WORK REQUIRED: Copy each line of the entries beneath that contains the word "support".
-*-
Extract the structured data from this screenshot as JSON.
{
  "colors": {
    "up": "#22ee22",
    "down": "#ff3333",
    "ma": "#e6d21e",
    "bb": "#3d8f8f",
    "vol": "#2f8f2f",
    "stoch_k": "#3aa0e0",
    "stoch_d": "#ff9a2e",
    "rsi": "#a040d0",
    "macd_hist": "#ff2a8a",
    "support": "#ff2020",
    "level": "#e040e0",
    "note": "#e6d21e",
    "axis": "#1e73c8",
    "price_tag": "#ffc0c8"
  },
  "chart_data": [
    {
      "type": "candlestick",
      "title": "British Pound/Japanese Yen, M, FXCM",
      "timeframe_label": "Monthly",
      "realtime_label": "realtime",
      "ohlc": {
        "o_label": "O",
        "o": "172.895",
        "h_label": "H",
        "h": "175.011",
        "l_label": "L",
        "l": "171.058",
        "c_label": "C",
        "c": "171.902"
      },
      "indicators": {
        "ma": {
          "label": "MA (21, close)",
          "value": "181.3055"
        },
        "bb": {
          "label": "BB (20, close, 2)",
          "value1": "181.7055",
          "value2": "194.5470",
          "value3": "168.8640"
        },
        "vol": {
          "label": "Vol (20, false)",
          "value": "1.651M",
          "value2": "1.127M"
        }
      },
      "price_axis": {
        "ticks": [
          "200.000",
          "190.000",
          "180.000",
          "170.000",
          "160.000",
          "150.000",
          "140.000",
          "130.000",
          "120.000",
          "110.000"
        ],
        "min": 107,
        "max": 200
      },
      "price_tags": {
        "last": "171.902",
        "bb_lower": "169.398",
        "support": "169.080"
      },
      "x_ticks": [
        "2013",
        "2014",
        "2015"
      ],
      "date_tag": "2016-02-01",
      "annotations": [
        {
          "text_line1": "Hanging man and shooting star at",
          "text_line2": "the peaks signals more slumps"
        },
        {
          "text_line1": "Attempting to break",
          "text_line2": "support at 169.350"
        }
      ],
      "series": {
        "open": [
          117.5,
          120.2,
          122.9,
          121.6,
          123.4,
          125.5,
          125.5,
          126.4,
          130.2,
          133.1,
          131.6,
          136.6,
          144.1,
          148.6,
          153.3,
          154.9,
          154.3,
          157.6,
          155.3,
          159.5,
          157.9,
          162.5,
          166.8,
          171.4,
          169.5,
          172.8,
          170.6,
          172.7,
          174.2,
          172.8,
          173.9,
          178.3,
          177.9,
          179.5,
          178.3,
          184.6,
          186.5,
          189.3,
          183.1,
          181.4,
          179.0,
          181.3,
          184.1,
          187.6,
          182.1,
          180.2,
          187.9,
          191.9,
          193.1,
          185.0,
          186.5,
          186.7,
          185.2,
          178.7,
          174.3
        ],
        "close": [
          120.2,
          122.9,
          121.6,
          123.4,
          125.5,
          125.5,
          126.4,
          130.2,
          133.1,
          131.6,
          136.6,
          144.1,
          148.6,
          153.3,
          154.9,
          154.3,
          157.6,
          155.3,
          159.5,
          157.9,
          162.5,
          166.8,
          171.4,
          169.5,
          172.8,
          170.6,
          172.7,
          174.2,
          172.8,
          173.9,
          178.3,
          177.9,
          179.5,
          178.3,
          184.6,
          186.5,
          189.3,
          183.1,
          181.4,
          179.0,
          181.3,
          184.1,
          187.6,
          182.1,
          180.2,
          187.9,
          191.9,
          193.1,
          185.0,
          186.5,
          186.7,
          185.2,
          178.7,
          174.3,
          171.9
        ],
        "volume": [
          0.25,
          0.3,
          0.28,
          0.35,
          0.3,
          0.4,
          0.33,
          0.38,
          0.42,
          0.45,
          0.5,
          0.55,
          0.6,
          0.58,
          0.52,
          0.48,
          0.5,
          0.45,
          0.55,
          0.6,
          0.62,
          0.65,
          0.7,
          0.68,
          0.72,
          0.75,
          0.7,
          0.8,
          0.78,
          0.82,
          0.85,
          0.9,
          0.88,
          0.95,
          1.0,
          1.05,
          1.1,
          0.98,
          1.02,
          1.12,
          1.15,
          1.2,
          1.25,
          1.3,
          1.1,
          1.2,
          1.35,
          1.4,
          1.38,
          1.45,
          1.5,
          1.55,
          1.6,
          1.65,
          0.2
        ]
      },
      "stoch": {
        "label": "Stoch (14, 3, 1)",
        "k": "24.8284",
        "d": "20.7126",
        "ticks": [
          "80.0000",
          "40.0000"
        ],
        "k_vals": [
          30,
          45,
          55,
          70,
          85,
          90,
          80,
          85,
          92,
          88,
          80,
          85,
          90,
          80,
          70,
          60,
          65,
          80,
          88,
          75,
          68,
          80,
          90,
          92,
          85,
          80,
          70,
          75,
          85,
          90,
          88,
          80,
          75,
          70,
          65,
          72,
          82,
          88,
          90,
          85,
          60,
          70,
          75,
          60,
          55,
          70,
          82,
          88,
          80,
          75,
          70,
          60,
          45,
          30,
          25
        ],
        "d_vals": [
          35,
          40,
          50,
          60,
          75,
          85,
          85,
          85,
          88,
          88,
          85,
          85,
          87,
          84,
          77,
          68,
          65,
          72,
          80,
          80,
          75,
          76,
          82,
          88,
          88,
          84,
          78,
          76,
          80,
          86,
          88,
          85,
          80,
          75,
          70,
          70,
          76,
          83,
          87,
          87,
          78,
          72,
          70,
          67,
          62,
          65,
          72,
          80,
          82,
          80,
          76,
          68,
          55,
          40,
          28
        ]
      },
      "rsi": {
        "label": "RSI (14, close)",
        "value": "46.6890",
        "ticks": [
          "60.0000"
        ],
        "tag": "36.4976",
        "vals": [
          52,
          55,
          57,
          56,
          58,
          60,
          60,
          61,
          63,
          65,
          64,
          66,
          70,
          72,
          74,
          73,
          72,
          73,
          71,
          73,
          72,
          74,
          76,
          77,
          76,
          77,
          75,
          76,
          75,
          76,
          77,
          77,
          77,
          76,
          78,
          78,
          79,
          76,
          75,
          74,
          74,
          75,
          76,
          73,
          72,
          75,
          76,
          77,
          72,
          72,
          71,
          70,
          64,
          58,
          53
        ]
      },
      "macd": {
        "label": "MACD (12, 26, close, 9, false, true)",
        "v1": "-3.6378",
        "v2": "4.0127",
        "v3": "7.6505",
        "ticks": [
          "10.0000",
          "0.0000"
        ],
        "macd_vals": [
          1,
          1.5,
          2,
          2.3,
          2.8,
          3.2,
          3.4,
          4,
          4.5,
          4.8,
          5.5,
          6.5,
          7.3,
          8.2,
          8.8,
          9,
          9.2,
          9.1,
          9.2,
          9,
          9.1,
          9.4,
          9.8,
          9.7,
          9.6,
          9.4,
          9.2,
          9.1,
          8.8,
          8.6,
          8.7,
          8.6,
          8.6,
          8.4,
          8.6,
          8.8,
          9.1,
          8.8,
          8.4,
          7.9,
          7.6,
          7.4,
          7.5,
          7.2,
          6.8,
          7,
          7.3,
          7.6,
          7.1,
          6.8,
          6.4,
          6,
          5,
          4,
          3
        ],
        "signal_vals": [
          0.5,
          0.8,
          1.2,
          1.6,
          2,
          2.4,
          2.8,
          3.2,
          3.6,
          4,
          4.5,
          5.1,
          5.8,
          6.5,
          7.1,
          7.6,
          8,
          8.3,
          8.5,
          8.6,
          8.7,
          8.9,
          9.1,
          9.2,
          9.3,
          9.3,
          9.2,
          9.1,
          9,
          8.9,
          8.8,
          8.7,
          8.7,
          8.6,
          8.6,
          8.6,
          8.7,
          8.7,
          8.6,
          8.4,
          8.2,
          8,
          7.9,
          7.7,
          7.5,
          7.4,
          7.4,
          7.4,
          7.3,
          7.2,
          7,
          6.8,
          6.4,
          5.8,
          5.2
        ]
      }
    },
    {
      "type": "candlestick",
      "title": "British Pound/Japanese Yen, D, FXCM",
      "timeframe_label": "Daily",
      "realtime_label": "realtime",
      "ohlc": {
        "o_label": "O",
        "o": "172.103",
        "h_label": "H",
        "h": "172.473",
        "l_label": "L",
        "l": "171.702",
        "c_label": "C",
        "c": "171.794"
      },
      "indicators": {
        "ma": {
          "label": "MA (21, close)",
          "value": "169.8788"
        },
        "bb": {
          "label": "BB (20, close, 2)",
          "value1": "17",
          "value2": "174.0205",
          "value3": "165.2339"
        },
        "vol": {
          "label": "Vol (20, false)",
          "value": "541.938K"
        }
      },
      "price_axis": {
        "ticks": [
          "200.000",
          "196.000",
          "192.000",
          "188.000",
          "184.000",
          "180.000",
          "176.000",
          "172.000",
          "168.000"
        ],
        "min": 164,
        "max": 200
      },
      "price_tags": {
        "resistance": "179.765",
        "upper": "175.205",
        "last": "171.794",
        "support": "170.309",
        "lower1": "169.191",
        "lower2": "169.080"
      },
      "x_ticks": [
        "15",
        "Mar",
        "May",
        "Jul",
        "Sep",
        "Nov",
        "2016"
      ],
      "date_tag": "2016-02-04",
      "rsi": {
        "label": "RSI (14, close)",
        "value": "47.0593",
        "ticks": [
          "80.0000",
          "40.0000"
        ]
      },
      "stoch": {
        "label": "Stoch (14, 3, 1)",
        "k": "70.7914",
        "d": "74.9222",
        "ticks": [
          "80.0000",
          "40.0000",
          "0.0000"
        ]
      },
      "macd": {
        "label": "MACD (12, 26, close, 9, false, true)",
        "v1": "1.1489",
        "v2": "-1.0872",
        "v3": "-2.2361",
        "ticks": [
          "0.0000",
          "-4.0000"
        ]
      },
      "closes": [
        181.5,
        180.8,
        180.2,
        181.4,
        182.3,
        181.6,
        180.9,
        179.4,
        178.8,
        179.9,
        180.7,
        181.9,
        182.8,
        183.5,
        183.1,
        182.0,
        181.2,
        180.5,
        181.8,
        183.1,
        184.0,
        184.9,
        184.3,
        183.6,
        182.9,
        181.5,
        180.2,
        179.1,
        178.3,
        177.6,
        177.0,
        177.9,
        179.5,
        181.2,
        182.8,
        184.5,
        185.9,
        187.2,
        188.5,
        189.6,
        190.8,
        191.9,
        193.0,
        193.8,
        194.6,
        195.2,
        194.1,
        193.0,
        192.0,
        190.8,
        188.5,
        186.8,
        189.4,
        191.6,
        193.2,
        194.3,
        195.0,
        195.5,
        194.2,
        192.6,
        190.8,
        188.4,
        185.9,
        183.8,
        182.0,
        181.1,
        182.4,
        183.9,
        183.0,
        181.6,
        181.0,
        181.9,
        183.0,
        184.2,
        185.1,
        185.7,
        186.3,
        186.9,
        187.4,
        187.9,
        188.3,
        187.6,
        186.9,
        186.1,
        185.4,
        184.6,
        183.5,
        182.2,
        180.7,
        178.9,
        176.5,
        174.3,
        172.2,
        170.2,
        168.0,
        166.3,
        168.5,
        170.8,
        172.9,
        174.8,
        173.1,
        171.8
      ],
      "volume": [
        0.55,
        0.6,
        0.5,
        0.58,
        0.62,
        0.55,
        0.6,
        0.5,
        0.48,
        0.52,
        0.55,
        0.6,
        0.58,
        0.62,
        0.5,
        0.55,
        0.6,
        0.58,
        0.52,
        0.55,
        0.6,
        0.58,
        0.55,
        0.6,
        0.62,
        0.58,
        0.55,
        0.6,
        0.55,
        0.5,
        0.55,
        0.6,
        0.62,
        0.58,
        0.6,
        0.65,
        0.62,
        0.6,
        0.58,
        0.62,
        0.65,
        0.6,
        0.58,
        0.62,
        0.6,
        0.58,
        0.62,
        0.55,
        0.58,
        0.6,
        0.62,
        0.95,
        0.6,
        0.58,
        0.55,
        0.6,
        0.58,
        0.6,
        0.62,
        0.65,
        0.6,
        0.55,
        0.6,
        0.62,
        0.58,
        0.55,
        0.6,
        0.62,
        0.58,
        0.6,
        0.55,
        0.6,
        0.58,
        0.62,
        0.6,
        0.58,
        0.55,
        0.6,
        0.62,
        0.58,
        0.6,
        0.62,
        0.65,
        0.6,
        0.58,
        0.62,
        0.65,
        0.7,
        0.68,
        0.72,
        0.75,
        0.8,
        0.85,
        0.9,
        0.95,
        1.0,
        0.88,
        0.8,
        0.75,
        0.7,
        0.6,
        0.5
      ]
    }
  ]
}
-*-
WRITTEN RESPONSE:
    "support": "#ff2020",
        "support": "169.080"
          "text_line2": "support at 169.350"
        "support": "170.309",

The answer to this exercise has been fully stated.